## PROBLEM REQUIREMENTS
Locate each line below that includes "text" and reproduce it.

## Dataset listings of figures

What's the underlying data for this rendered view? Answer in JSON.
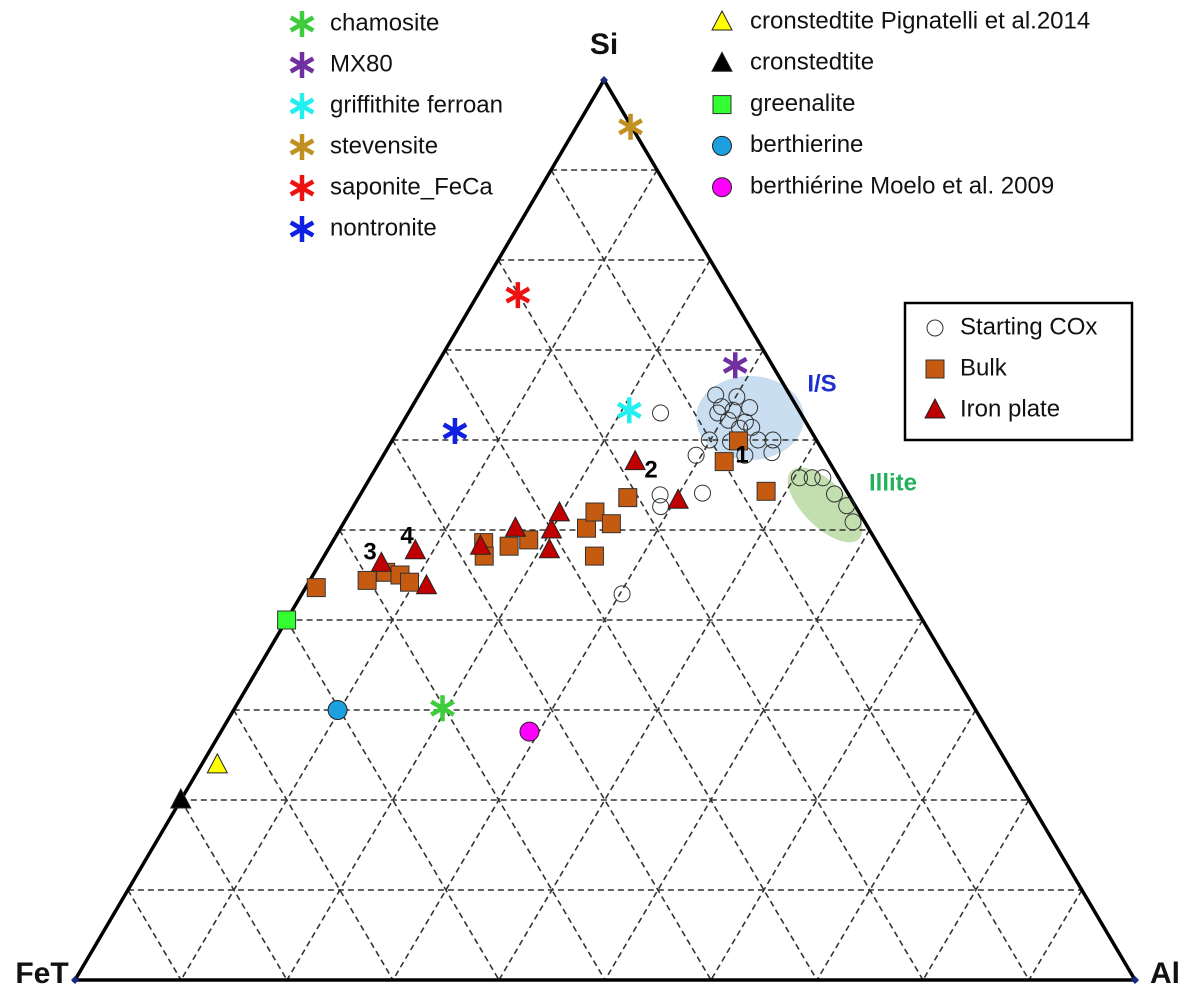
{
  "chart_data": {
    "type": "ternary",
    "top_label": "Si",
    "left_label": "FeT",
    "right_label": "Al",
    "ticks": [
      10,
      20,
      30,
      40,
      50,
      60,
      70,
      80,
      90
    ],
    "grid": true,
    "series": [
      {
        "name": "chamosite",
        "marker": "star",
        "color": "#3ccc3c",
        "legend": "upper-left",
        "si": [
          30.2
        ],
        "al": [
          19.6
        ],
        "fe": [
          50.2
        ]
      },
      {
        "name": "MX80",
        "marker": "star",
        "color": "#7030a0",
        "legend": "upper-left",
        "si": [
          68.3
        ],
        "al": [
          28.2
        ],
        "fe": [
          3.5
        ]
      },
      {
        "name": "griffithite ferroan",
        "marker": "star",
        "color": "#22f0f0",
        "legend": "upper-left",
        "si": [
          63.3
        ],
        "al": [
          20.7
        ],
        "fe": [
          16.0
        ]
      },
      {
        "name": "stevensite",
        "marker": "star",
        "color": "#c09020",
        "legend": "upper-left",
        "si": [
          94.8
        ],
        "al": [
          5.1
        ],
        "fe": [
          0.1
        ]
      },
      {
        "name": "saponite_FeCa",
        "marker": "star",
        "color": "#ee1111",
        "legend": "upper-left",
        "si": [
          76.1
        ],
        "al": [
          3.8
        ],
        "fe": [
          20.1
        ]
      },
      {
        "name": "nontronite",
        "marker": "star",
        "color": "#1020e0",
        "legend": "upper-left",
        "si": [
          61.0
        ],
        "al": [
          5.4
        ],
        "fe": [
          33.6
        ]
      },
      {
        "name": "cronstedtite Pignatelli  et al.2014",
        "marker": "triangle",
        "color": "#ffff00",
        "legend": "upper-right",
        "si": [
          23.9
        ],
        "al": [
          1.5
        ],
        "fe": [
          74.6
        ]
      },
      {
        "name": "cronstedtite",
        "marker": "triangle",
        "color": "#000000",
        "legend": "upper-right",
        "si": [
          20.0
        ],
        "al": [
          0
        ],
        "fe": [
          80.0
        ]
      },
      {
        "name": "greenalite",
        "marker": "square",
        "color": "#33ff33",
        "legend": "upper-right",
        "si": [
          40.0
        ],
        "al": [
          0
        ],
        "fe": [
          60.0
        ]
      },
      {
        "name": "berthierine",
        "marker": "circle",
        "color": "#1ca0e0",
        "legend": "upper-right",
        "si": [
          30.0
        ],
        "al": [
          9.8
        ],
        "fe": [
          60.2
        ]
      },
      {
        "name": "berthiérine Moelo et al. 2009",
        "marker": "circle",
        "color": "#ff00ff",
        "legend": "upper-right",
        "si": [
          27.6
        ],
        "al": [
          29.1
        ],
        "fe": [
          43.3
        ]
      },
      {
        "name": "Starting COx",
        "marker": "open-circle",
        "color": "#333333",
        "legend": "right",
        "si": [
          63.0,
          58.3,
          54.1,
          53.9,
          52.6,
          42.9,
          65.0,
          63.7,
          63.3,
          63.0,
          64.8,
          63.6,
          62.0,
          61.4,
          61.3,
          62.2,
          60.0,
          59.8,
          60.0,
          60.0,
          58.6,
          58.3,
          55.8,
          55.8,
          55.8,
          54.0,
          52.7,
          50.9
        ],
        "al": [
          23.8,
          29.5,
          32.2,
          28.3,
          29.0,
          30.2,
          28.0,
          29.2,
          30.5,
          29.2,
          30.1,
          31.9,
          32.3,
          33.2,
          32.1,
          30.6,
          29.9,
          32.0,
          34.5,
          35.9,
          36.5,
          34.1,
          40.5,
          41.7,
          42.7,
          44.7,
          46.5,
          48.0
        ],
        "fe": [
          13.2,
          12.2,
          13.7,
          17.8,
          18.4,
          26.9,
          7.0,
          7.1,
          6.2,
          7.8,
          5.1,
          4.5,
          5.7,
          5.4,
          6.6,
          7.2,
          10.1,
          8.2,
          5.5,
          4.1,
          4.9,
          7.6,
          3.7,
          2.5,
          1.5,
          1.3,
          0.8,
          1.1
        ]
      },
      {
        "name": "Bulk",
        "marker": "square",
        "color": "#c55a11",
        "legend": "right",
        "si": [
          43.6,
          44.4,
          45.3,
          45.0,
          44.2,
          48.6,
          47.1,
          48.2,
          48.9,
          50.2,
          52.0,
          50.7,
          47.1,
          53.6,
          57.6,
          59.9,
          54.3
        ],
        "al": [
          1.0,
          5.4,
          6.7,
          8.2,
          9.5,
          14.3,
          15.1,
          16.9,
          18.4,
          23.2,
          23.1,
          25.3,
          25.5,
          25.4,
          32.5,
          32.7,
          38.1
        ],
        "fe": [
          55.4,
          50.2,
          48.0,
          46.8,
          46.3,
          37.1,
          37.8,
          34.9,
          32.7,
          26.6,
          24.9,
          24.0,
          27.4,
          21.0,
          9.9,
          7.4,
          7.6
        ]
      },
      {
        "name": "Iron plate",
        "marker": "triangle",
        "color": "#c00000",
        "legend": "right",
        "si": [
          46.3,
          47.7,
          43.8,
          48.2,
          50.2,
          47.8,
          50.0,
          51.9,
          57.6,
          53.3
        ],
        "al": [
          5.8,
          8.3,
          11.3,
          14.2,
          16.5,
          20.9,
          20.0,
          19.8,
          24.1,
          30.3
        ],
        "fe": [
          47.9,
          44.0,
          44.9,
          37.6,
          33.3,
          31.3,
          30.0,
          28.3,
          18.3,
          16.4
        ]
      }
    ],
    "annotations": [
      {
        "text": "1",
        "color": "#000000"
      },
      {
        "text": "2",
        "color": "#000000"
      },
      {
        "text": "3",
        "color": "#000000"
      },
      {
        "text": "4",
        "color": "#000000"
      },
      {
        "text": "I/S",
        "color": "#2030d0"
      },
      {
        "text": "Illite",
        "color": "#22b05a"
      }
    ]
  }
}
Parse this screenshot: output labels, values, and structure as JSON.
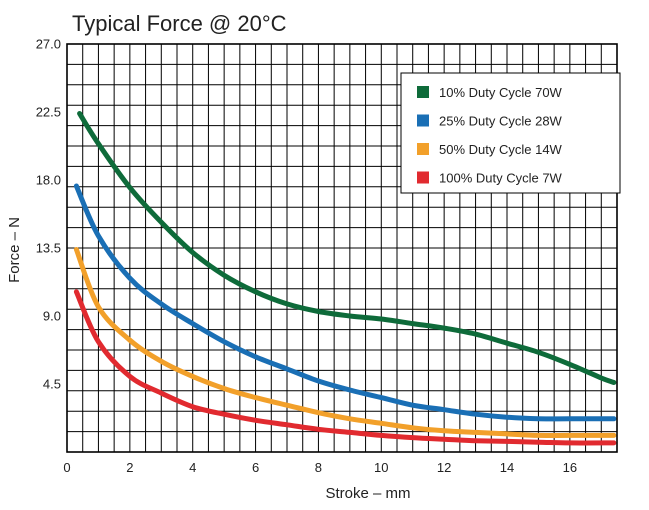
{
  "chart_data": {
    "type": "line",
    "title": "Typical Force @ 20°C",
    "xlabel": "Stroke – mm",
    "ylabel": "Force – N",
    "xlim": [
      0,
      17.5
    ],
    "ylim": [
      0,
      27
    ],
    "x_ticks": [
      "0",
      "2",
      "4",
      "6",
      "8",
      "10",
      "12",
      "14",
      "16"
    ],
    "y_ticks": [
      "4.5",
      "9.0",
      "13.5",
      "18.0",
      "22.5",
      "27.0"
    ],
    "grid": true,
    "legend_position": "top-right",
    "series": [
      {
        "name": "10% Duty Cycle 70W",
        "color": "#0e6b3a",
        "points": [
          [
            0.4,
            22.4
          ],
          [
            1,
            20.4
          ],
          [
            2,
            17.5
          ],
          [
            3,
            15.2
          ],
          [
            4,
            13.2
          ],
          [
            5,
            11.7
          ],
          [
            6,
            10.6
          ],
          [
            7,
            9.8
          ],
          [
            8,
            9.3
          ],
          [
            9,
            9.0
          ],
          [
            10,
            8.8
          ],
          [
            11,
            8.5
          ],
          [
            12,
            8.2
          ],
          [
            13,
            7.8
          ],
          [
            14,
            7.2
          ],
          [
            15,
            6.6
          ],
          [
            16,
            5.8
          ],
          [
            17,
            4.9
          ],
          [
            17.4,
            4.6
          ]
        ]
      },
      {
        "name": "25% Duty Cycle 28W",
        "color": "#1a6fb5",
        "points": [
          [
            0.3,
            17.6
          ],
          [
            1,
            14.3
          ],
          [
            2,
            11.5
          ],
          [
            3,
            9.8
          ],
          [
            4,
            8.5
          ],
          [
            5,
            7.3
          ],
          [
            6,
            6.3
          ],
          [
            7,
            5.5
          ],
          [
            8,
            4.7
          ],
          [
            9,
            4.1
          ],
          [
            10,
            3.6
          ],
          [
            11,
            3.1
          ],
          [
            12,
            2.8
          ],
          [
            13,
            2.5
          ],
          [
            14,
            2.3
          ],
          [
            15,
            2.2
          ],
          [
            16,
            2.2
          ],
          [
            17.4,
            2.2
          ]
        ]
      },
      {
        "name": "50% Duty Cycle 14W",
        "color": "#f2a02a",
        "points": [
          [
            0.3,
            13.4
          ],
          [
            1,
            9.6
          ],
          [
            2,
            7.4
          ],
          [
            3,
            6.0
          ],
          [
            4,
            5.0
          ],
          [
            5,
            4.2
          ],
          [
            6,
            3.6
          ],
          [
            7,
            3.1
          ],
          [
            8,
            2.6
          ],
          [
            9,
            2.2
          ],
          [
            10,
            1.9
          ],
          [
            11,
            1.6
          ],
          [
            12,
            1.4
          ],
          [
            13,
            1.3
          ],
          [
            14,
            1.2
          ],
          [
            15,
            1.1
          ],
          [
            16,
            1.1
          ],
          [
            17.4,
            1.1
          ]
        ]
      },
      {
        "name": "100% Duty Cycle 7W",
        "color": "#e12a2f",
        "points": [
          [
            0.3,
            10.6
          ],
          [
            1,
            7.3
          ],
          [
            2,
            5.0
          ],
          [
            3,
            3.9
          ],
          [
            4,
            3.0
          ],
          [
            5,
            2.5
          ],
          [
            6,
            2.1
          ],
          [
            7,
            1.8
          ],
          [
            8,
            1.5
          ],
          [
            9,
            1.3
          ],
          [
            10,
            1.1
          ],
          [
            11,
            0.95
          ],
          [
            12,
            0.85
          ],
          [
            13,
            0.75
          ],
          [
            14,
            0.7
          ],
          [
            15,
            0.65
          ],
          [
            16,
            0.6
          ],
          [
            17.4,
            0.6
          ]
        ]
      }
    ]
  }
}
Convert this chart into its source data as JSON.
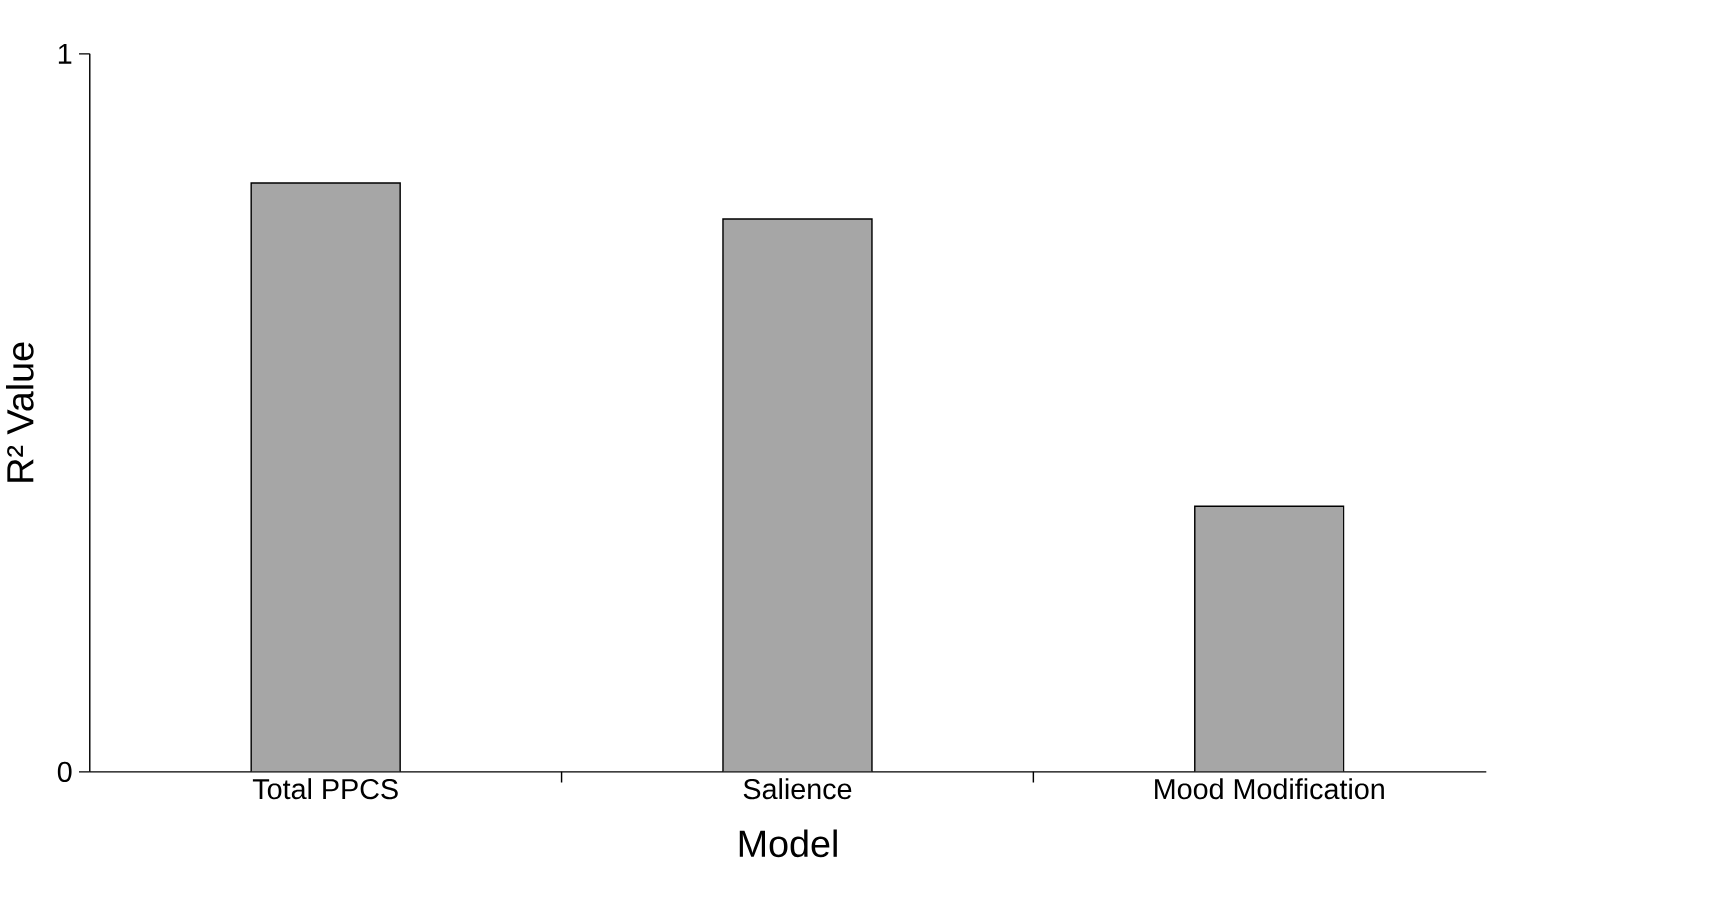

## WRITTEN RESPONSE
        "text": "1",
        "text": "2",
        "text": "3",
        "text": "4",
        "text": "I/S",
        "text": "Illite",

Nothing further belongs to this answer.